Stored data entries
# # #

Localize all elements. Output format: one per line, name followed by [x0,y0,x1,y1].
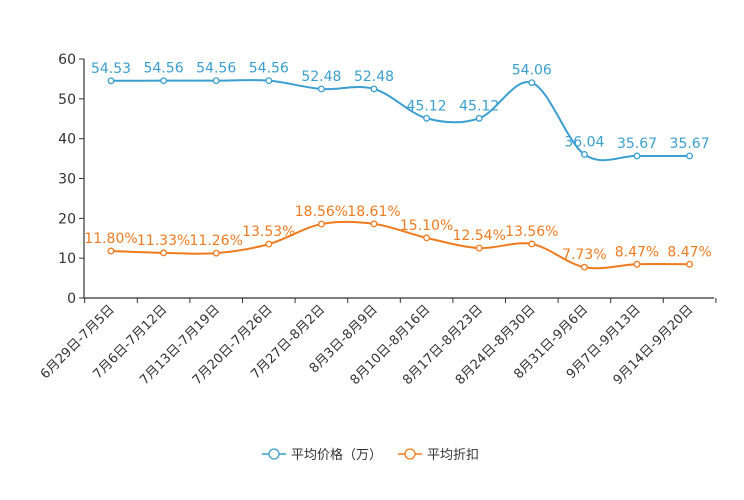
data-label: 18.61% [347,204,400,220]
legend-label: 平均价格（万） [291,447,382,463]
data-label: 54.53 [91,61,131,77]
data-label: 36.04 [564,134,604,150]
y-tick-label: 20 [58,211,76,227]
data-label: 11.33% [137,233,190,249]
data-point [370,220,378,228]
data-point [633,152,641,160]
data-point [580,150,588,158]
legend-swatch-marker [404,448,416,460]
data-point [107,247,115,255]
data-label: 7.73% [562,247,606,263]
data-label: 52.48 [354,69,394,85]
data-point [317,220,325,228]
data-label: 8.47% [667,244,711,260]
data-point [265,240,273,248]
data-point [212,77,220,85]
y-tick-label: 60 [58,52,76,68]
data-point [423,114,431,122]
data-label: 45.12 [407,98,447,114]
data-point [107,77,115,85]
legend-swatch-marker [268,448,280,460]
data-point [475,114,483,122]
data-label: 11.26% [190,233,243,249]
data-point [528,240,536,248]
data-point [528,79,536,87]
data-label: 52.48 [301,69,341,85]
data-point [160,77,168,85]
data-point [686,260,694,268]
legend-label: 平均折扣 [427,448,479,463]
data-point [212,249,220,257]
data-point [317,85,325,93]
data-point [370,85,378,93]
y-tick-label: 40 [58,132,76,148]
y-tick-label: 10 [58,251,76,267]
data-label: 35.67 [670,136,710,152]
data-label: 35.67 [617,136,657,152]
data-point [423,234,431,242]
y-tick-label: 0 [67,291,76,307]
data-point [633,260,641,268]
data-point [160,249,168,257]
data-point [686,152,694,160]
y-tick-label: 30 [58,172,76,188]
data-point [265,77,273,85]
data-label: 13.53% [242,224,295,240]
data-label: 45.12 [459,98,499,114]
data-label: 54.06 [512,63,552,79]
series-line-2 [110,220,690,270]
data-label: 54.56 [196,61,236,77]
data-label: 54.56 [249,61,289,77]
data-label: 13.56% [505,224,558,240]
data-point [475,244,483,252]
data-label: 54.56 [144,61,184,77]
data-label: 8.47% [615,244,659,260]
data-label: 15.10% [400,218,453,234]
y-tick-label: 50 [58,92,76,108]
data-label: 18.56% [295,204,348,220]
data-label: 11.80% [84,231,137,247]
data-point [580,263,588,271]
data-label: 12.54% [453,228,506,244]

# # #

What the exercise asks:
Please print every line of the material above verbatim, leaving out the pictures.

Task result:
Localize all elements. Output format: one per line, name followed by [x0,y0,x1,y1].
data-label: 18.61% [347,204,400,220]
legend-label: 平均价格（万） [291,447,382,463]
data-label: 54.53 [91,61,131,77]
data-label: 36.04 [564,134,604,150]
y-tick-label: 20 [58,211,76,227]
data-label: 11.33% [137,233,190,249]
data-point [370,220,378,228]
data-point [633,152,641,160]
data-point [580,150,588,158]
legend-swatch-marker [404,448,416,460]
data-point [107,247,115,255]
data-label: 7.73% [562,247,606,263]
data-label: 52.48 [354,69,394,85]
data-point [317,220,325,228]
data-label: 8.47% [667,244,711,260]
data-point [265,240,273,248]
data-point [212,77,220,85]
y-tick-label: 60 [58,52,76,68]
data-point [423,114,431,122]
data-label: 45.12 [407,98,447,114]
data-point [107,77,115,85]
legend-swatch-marker [268,448,280,460]
data-point [475,114,483,122]
data-label: 11.26% [190,233,243,249]
data-point [528,240,536,248]
data-point [528,79,536,87]
data-label: 52.48 [301,69,341,85]
data-point [160,77,168,85]
data-point [686,260,694,268]
legend-label: 平均折扣 [427,448,479,463]
data-point [212,249,220,257]
data-point [317,85,325,93]
data-point [370,85,378,93]
y-tick-label: 40 [58,132,76,148]
y-tick-label: 10 [58,251,76,267]
data-label: 35.67 [670,136,710,152]
data-label: 35.67 [617,136,657,152]
data-point [423,234,431,242]
y-tick-label: 0 [67,291,76,307]
data-point [633,260,641,268]
data-point [160,249,168,257]
data-point [686,152,694,160]
y-tick-label: 30 [58,172,76,188]
data-point [265,77,273,85]
data-label: 13.53% [242,224,295,240]
data-label: 45.12 [459,98,499,114]
data-label: 54.06 [512,63,552,79]
series-line-2 [110,220,690,270]
data-label: 54.56 [196,61,236,77]
data-label: 54.56 [249,61,289,77]
data-label: 13.56% [505,224,558,240]
data-point [475,244,483,252]
data-label: 54.56 [144,61,184,77]
data-label: 8.47% [615,244,659,260]
data-label: 15.10% [400,218,453,234]
y-tick-label: 50 [58,92,76,108]
data-label: 18.56% [295,204,348,220]
data-label: 11.80% [84,231,137,247]
data-point [580,263,588,271]
data-label: 12.54% [453,228,506,244]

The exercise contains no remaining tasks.